= YOUR TASK =
Check each line of the records for "date"; collect those that have it.
— START —
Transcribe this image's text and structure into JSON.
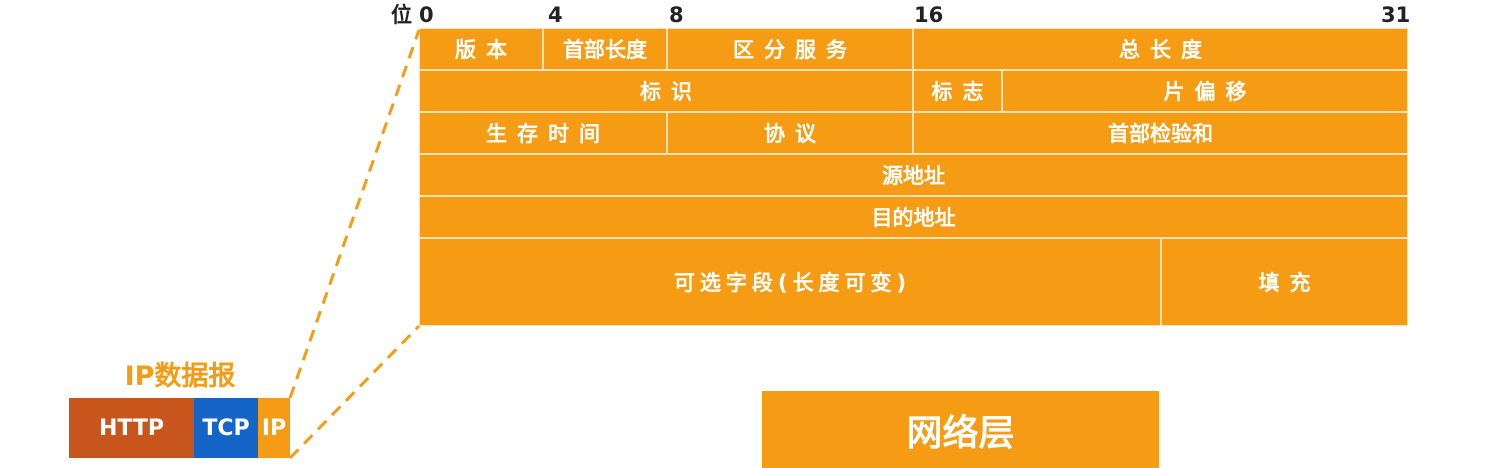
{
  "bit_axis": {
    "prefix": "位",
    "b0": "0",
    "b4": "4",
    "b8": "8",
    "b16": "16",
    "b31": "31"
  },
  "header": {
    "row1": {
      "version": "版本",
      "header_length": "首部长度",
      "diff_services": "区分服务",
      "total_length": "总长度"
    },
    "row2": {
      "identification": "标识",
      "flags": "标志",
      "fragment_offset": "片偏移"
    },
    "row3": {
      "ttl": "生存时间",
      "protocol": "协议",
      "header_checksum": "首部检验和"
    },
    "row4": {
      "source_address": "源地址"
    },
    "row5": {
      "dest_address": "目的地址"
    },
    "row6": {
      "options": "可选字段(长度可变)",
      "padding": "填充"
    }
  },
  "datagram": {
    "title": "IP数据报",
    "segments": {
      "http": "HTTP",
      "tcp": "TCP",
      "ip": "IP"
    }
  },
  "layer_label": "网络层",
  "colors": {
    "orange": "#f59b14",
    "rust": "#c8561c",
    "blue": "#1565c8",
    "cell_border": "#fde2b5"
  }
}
— END —
— START —
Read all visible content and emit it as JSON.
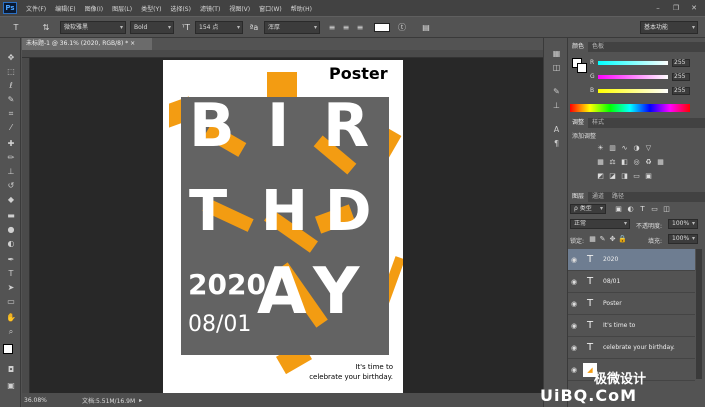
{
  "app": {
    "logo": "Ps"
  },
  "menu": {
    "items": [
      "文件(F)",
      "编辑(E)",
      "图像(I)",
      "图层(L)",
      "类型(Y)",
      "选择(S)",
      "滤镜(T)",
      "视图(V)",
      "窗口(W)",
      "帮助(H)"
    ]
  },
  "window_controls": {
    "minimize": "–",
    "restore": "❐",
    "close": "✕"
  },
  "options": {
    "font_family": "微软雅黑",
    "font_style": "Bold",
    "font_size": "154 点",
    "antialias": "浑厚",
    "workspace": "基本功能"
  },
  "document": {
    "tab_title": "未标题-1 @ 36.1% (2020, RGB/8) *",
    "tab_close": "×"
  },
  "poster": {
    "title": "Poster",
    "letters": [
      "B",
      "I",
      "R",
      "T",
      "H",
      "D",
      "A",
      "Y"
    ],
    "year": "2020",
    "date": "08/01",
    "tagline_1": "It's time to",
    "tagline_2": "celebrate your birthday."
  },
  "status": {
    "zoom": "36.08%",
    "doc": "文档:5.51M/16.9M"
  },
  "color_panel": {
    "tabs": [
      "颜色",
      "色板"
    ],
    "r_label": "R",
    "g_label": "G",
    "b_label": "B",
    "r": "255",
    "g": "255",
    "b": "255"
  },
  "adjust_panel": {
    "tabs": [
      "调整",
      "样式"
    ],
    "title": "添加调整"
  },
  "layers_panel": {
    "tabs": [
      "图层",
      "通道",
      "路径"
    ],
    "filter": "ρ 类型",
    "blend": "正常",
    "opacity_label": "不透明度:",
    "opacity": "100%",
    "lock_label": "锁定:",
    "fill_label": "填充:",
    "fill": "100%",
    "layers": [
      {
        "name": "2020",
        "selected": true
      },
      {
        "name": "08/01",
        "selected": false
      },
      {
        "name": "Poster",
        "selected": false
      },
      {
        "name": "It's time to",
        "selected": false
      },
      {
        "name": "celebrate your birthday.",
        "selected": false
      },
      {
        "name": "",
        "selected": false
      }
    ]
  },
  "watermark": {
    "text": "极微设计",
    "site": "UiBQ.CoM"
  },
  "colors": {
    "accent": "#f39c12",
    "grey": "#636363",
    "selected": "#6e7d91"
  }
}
— END —
— START —
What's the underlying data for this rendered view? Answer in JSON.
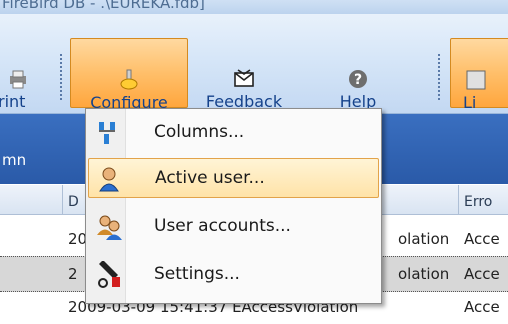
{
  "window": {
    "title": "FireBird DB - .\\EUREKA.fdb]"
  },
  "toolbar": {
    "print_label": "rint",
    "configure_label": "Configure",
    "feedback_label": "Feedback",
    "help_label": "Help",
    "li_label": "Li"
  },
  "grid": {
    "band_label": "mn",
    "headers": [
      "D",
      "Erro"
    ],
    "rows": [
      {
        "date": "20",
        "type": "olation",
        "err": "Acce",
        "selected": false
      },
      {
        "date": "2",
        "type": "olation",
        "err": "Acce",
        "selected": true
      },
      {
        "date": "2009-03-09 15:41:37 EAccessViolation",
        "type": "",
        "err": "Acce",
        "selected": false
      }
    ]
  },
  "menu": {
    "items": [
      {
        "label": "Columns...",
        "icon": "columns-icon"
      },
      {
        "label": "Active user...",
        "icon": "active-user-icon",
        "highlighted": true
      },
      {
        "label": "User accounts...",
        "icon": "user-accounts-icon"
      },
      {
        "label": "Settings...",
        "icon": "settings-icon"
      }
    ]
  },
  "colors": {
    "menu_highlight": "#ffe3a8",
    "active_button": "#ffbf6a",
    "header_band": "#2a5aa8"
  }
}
— END —
= RESULT OF THIS EXERCISE =
    "date": "08/01",
        "date": "20",
        "date": "2",
        "date": "2009-03-09 15:41:37 EAccessViolation",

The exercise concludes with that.